### What needs to be done
Skip all pictures, then print the remaining material exactly.

### Given data
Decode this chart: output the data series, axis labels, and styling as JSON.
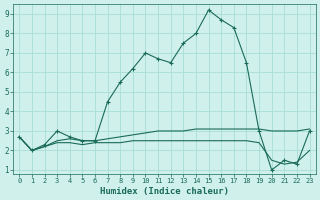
{
  "xlabel": "Humidex (Indice chaleur)",
  "bg_color": "#cff0eb",
  "grid_color": "#a8ddd7",
  "line_color": "#1a6b5a",
  "xlim": [
    -0.5,
    23.5
  ],
  "ylim": [
    0.8,
    9.5
  ],
  "xticks": [
    0,
    1,
    2,
    3,
    4,
    5,
    6,
    7,
    8,
    9,
    10,
    11,
    12,
    13,
    14,
    15,
    16,
    17,
    18,
    19,
    20,
    21,
    22,
    23
  ],
  "yticks": [
    1,
    2,
    3,
    4,
    5,
    6,
    7,
    8,
    9
  ],
  "series": [
    [
      2.7,
      2.0,
      2.3,
      3.0,
      2.7,
      2.5,
      2.5,
      4.5,
      5.5,
      6.2,
      7.0,
      6.7,
      6.5,
      7.5,
      8.0,
      9.2,
      8.7,
      8.3,
      6.5,
      3.0,
      1.0,
      1.5,
      1.3,
      3.0
    ],
    [
      2.7,
      2.0,
      2.2,
      2.5,
      2.6,
      2.5,
      2.5,
      2.6,
      2.7,
      2.8,
      2.9,
      3.0,
      3.0,
      3.0,
      3.1,
      3.1,
      3.1,
      3.1,
      3.1,
      3.1,
      3.0,
      3.0,
      3.0,
      3.1
    ],
    [
      2.7,
      2.0,
      2.2,
      2.4,
      2.4,
      2.3,
      2.4,
      2.4,
      2.4,
      2.5,
      2.5,
      2.5,
      2.5,
      2.5,
      2.5,
      2.5,
      2.5,
      2.5,
      2.5,
      2.4,
      1.5,
      1.3,
      1.4,
      2.0
    ]
  ]
}
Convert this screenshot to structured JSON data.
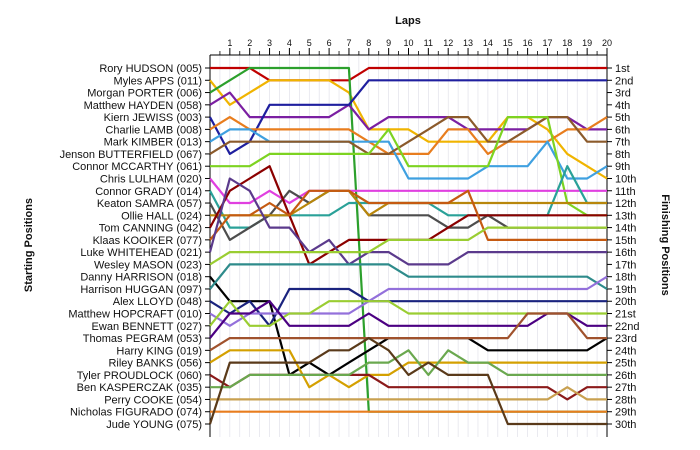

### Task response
Decode this chart: output the data series, axis labels, and styling as JSON.
{
  "xlabel": "Humidex (Indice chaleur)",
  "bg_color": "#cff0eb",
  "grid_color": "#a8ddd7",
  "line_color": "#1a6b5a",
  "xlim": [
    -0.5,
    23.5
  ],
  "ylim": [
    0.8,
    9.5
  ],
  "xticks": [
    0,
    1,
    2,
    3,
    4,
    5,
    6,
    7,
    8,
    9,
    10,
    11,
    12,
    13,
    14,
    15,
    16,
    17,
    18,
    19,
    20,
    21,
    22,
    23
  ],
  "yticks": [
    1,
    2,
    3,
    4,
    5,
    6,
    7,
    8,
    9
  ],
  "series": [
    [
      2.7,
      2.0,
      2.3,
      3.0,
      2.7,
      2.5,
      2.5,
      4.5,
      5.5,
      6.2,
      7.0,
      6.7,
      6.5,
      7.5,
      8.0,
      9.2,
      8.7,
      8.3,
      6.5,
      3.0,
      1.0,
      1.5,
      1.3,
      3.0
    ],
    [
      2.7,
      2.0,
      2.2,
      2.5,
      2.6,
      2.5,
      2.5,
      2.6,
      2.7,
      2.8,
      2.9,
      3.0,
      3.0,
      3.0,
      3.1,
      3.1,
      3.1,
      3.1,
      3.1,
      3.1,
      3.0,
      3.0,
      3.0,
      3.1
    ],
    [
      2.7,
      2.0,
      2.2,
      2.4,
      2.4,
      2.3,
      2.4,
      2.4,
      2.4,
      2.5,
      2.5,
      2.5,
      2.5,
      2.5,
      2.5,
      2.5,
      2.5,
      2.5,
      2.5,
      2.4,
      1.5,
      1.3,
      1.4,
      2.0
    ]
  ]
}
Convert this screenshot to structured JSON data.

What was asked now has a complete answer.